(Source data)
--- BEGIN ---
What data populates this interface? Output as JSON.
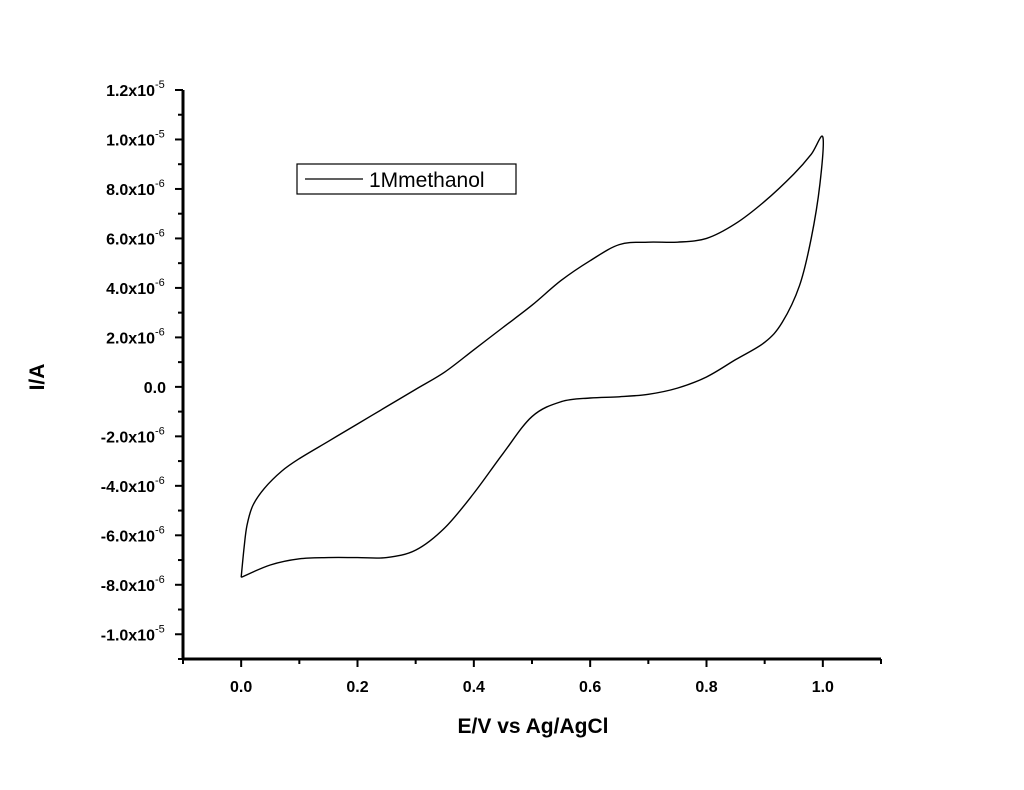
{
  "chart_data": {
    "type": "line",
    "xlabel": "E/V vs Ag/AgCl",
    "ylabel": "I/A",
    "xlim": [
      -0.1,
      1.1
    ],
    "ylim": [
      -1.1e-05,
      1.2e-05
    ],
    "x_ticks": [
      {
        "value": 0.0,
        "label": "0.0"
      },
      {
        "value": 0.2,
        "label": "0.2"
      },
      {
        "value": 0.4,
        "label": "0.4"
      },
      {
        "value": 0.6,
        "label": "0.6"
      },
      {
        "value": 0.8,
        "label": "0.8"
      },
      {
        "value": 1.0,
        "label": "1.0"
      }
    ],
    "y_ticks": [
      {
        "value": 1.2e-05,
        "label": "1.2x10",
        "exp": "-5"
      },
      {
        "value": 1e-05,
        "label": "1.0x10",
        "exp": "-5"
      },
      {
        "value": 8e-06,
        "label": "8.0x10",
        "exp": "-6"
      },
      {
        "value": 6e-06,
        "label": "6.0x10",
        "exp": "-6"
      },
      {
        "value": 4e-06,
        "label": "4.0x10",
        "exp": "-6"
      },
      {
        "value": 2e-06,
        "label": "2.0x10",
        "exp": "-6"
      },
      {
        "value": 0.0,
        "label": "0.0",
        "exp": ""
      },
      {
        "value": -2e-06,
        "label": "-2.0x10",
        "exp": "-6"
      },
      {
        "value": -4e-06,
        "label": "-4.0x10",
        "exp": "-6"
      },
      {
        "value": -6e-06,
        "label": "-6.0x10",
        "exp": "-6"
      },
      {
        "value": -8e-06,
        "label": "-8.0x10",
        "exp": "-6"
      },
      {
        "value": -1e-05,
        "label": "-1.0x10",
        "exp": "-5"
      }
    ],
    "grid": false,
    "legend_position": "top-left",
    "series": [
      {
        "name": "1Mmethanol",
        "color": "#000000",
        "points": [
          [
            0.0,
            -7.7e-06
          ],
          [
            0.005,
            -6.5e-06
          ],
          [
            0.01,
            -5.6e-06
          ],
          [
            0.02,
            -4.8e-06
          ],
          [
            0.04,
            -4.1e-06
          ],
          [
            0.07,
            -3.4e-06
          ],
          [
            0.1,
            -2.9e-06
          ],
          [
            0.15,
            -2.2e-06
          ],
          [
            0.2,
            -1.5e-06
          ],
          [
            0.25,
            -8e-07
          ],
          [
            0.3,
            -1e-07
          ],
          [
            0.35,
            6e-07
          ],
          [
            0.4,
            1.5e-06
          ],
          [
            0.45,
            2.4e-06
          ],
          [
            0.5,
            3.3e-06
          ],
          [
            0.55,
            4.3e-06
          ],
          [
            0.6,
            5.1e-06
          ],
          [
            0.65,
            5.75e-06
          ],
          [
            0.7,
            5.85e-06
          ],
          [
            0.75,
            5.85e-06
          ],
          [
            0.8,
            6e-06
          ],
          [
            0.85,
            6.6e-06
          ],
          [
            0.9,
            7.5e-06
          ],
          [
            0.95,
            8.6e-06
          ],
          [
            0.98,
            9.4e-06
          ],
          [
            1.0,
            1.01e-05
          ],
          [
            0.995,
            8.2e-06
          ],
          [
            0.98,
            6e-06
          ],
          [
            0.96,
            4.1e-06
          ],
          [
            0.93,
            2.6e-06
          ],
          [
            0.9,
            1.8e-06
          ],
          [
            0.85,
            1.1e-06
          ],
          [
            0.8,
            4e-07
          ],
          [
            0.75,
            -5e-08
          ],
          [
            0.7,
            -3e-07
          ],
          [
            0.65,
            -4e-07
          ],
          [
            0.6,
            -4.5e-07
          ],
          [
            0.55,
            -6e-07
          ],
          [
            0.5,
            -1.2e-06
          ],
          [
            0.45,
            -2.7e-06
          ],
          [
            0.4,
            -4.3e-06
          ],
          [
            0.35,
            -5.7e-06
          ],
          [
            0.3,
            -6.6e-06
          ],
          [
            0.25,
            -6.9e-06
          ],
          [
            0.2,
            -6.9e-06
          ],
          [
            0.15,
            -6.9e-06
          ],
          [
            0.1,
            -6.95e-06
          ],
          [
            0.05,
            -7.2e-06
          ],
          [
            0.0,
            -7.7e-06
          ]
        ]
      }
    ]
  }
}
--- END ---
PROBLEM DETAILS →
Output each line exactly; omit every picture.

FINISHED EXERCISE →
What data populates this interface? Output as JSON.
{
  "chart_data": {
    "type": "line",
    "xlabel": "E/V vs Ag/AgCl",
    "ylabel": "I/A",
    "xlim": [
      -0.1,
      1.1
    ],
    "ylim": [
      -1.1e-05,
      1.2e-05
    ],
    "x_ticks": [
      {
        "value": 0.0,
        "label": "0.0"
      },
      {
        "value": 0.2,
        "label": "0.2"
      },
      {
        "value": 0.4,
        "label": "0.4"
      },
      {
        "value": 0.6,
        "label": "0.6"
      },
      {
        "value": 0.8,
        "label": "0.8"
      },
      {
        "value": 1.0,
        "label": "1.0"
      }
    ],
    "y_ticks": [
      {
        "value": 1.2e-05,
        "label": "1.2x10",
        "exp": "-5"
      },
      {
        "value": 1e-05,
        "label": "1.0x10",
        "exp": "-5"
      },
      {
        "value": 8e-06,
        "label": "8.0x10",
        "exp": "-6"
      },
      {
        "value": 6e-06,
        "label": "6.0x10",
        "exp": "-6"
      },
      {
        "value": 4e-06,
        "label": "4.0x10",
        "exp": "-6"
      },
      {
        "value": 2e-06,
        "label": "2.0x10",
        "exp": "-6"
      },
      {
        "value": 0.0,
        "label": "0.0",
        "exp": ""
      },
      {
        "value": -2e-06,
        "label": "-2.0x10",
        "exp": "-6"
      },
      {
        "value": -4e-06,
        "label": "-4.0x10",
        "exp": "-6"
      },
      {
        "value": -6e-06,
        "label": "-6.0x10",
        "exp": "-6"
      },
      {
        "value": -8e-06,
        "label": "-8.0x10",
        "exp": "-6"
      },
      {
        "value": -1e-05,
        "label": "-1.0x10",
        "exp": "-5"
      }
    ],
    "grid": false,
    "legend_position": "top-left",
    "series": [
      {
        "name": "1Mmethanol",
        "color": "#000000",
        "points": [
          [
            0.0,
            -7.7e-06
          ],
          [
            0.005,
            -6.5e-06
          ],
          [
            0.01,
            -5.6e-06
          ],
          [
            0.02,
            -4.8e-06
          ],
          [
            0.04,
            -4.1e-06
          ],
          [
            0.07,
            -3.4e-06
          ],
          [
            0.1,
            -2.9e-06
          ],
          [
            0.15,
            -2.2e-06
          ],
          [
            0.2,
            -1.5e-06
          ],
          [
            0.25,
            -8e-07
          ],
          [
            0.3,
            -1e-07
          ],
          [
            0.35,
            6e-07
          ],
          [
            0.4,
            1.5e-06
          ],
          [
            0.45,
            2.4e-06
          ],
          [
            0.5,
            3.3e-06
          ],
          [
            0.55,
            4.3e-06
          ],
          [
            0.6,
            5.1e-06
          ],
          [
            0.65,
            5.75e-06
          ],
          [
            0.7,
            5.85e-06
          ],
          [
            0.75,
            5.85e-06
          ],
          [
            0.8,
            6e-06
          ],
          [
            0.85,
            6.6e-06
          ],
          [
            0.9,
            7.5e-06
          ],
          [
            0.95,
            8.6e-06
          ],
          [
            0.98,
            9.4e-06
          ],
          [
            1.0,
            1.01e-05
          ],
          [
            0.995,
            8.2e-06
          ],
          [
            0.98,
            6e-06
          ],
          [
            0.96,
            4.1e-06
          ],
          [
            0.93,
            2.6e-06
          ],
          [
            0.9,
            1.8e-06
          ],
          [
            0.85,
            1.1e-06
          ],
          [
            0.8,
            4e-07
          ],
          [
            0.75,
            -5e-08
          ],
          [
            0.7,
            -3e-07
          ],
          [
            0.65,
            -4e-07
          ],
          [
            0.6,
            -4.5e-07
          ],
          [
            0.55,
            -6e-07
          ],
          [
            0.5,
            -1.2e-06
          ],
          [
            0.45,
            -2.7e-06
          ],
          [
            0.4,
            -4.3e-06
          ],
          [
            0.35,
            -5.7e-06
          ],
          [
            0.3,
            -6.6e-06
          ],
          [
            0.25,
            -6.9e-06
          ],
          [
            0.2,
            -6.9e-06
          ],
          [
            0.15,
            -6.9e-06
          ],
          [
            0.1,
            -6.95e-06
          ],
          [
            0.05,
            -7.2e-06
          ],
          [
            0.0,
            -7.7e-06
          ]
        ]
      }
    ]
  }
}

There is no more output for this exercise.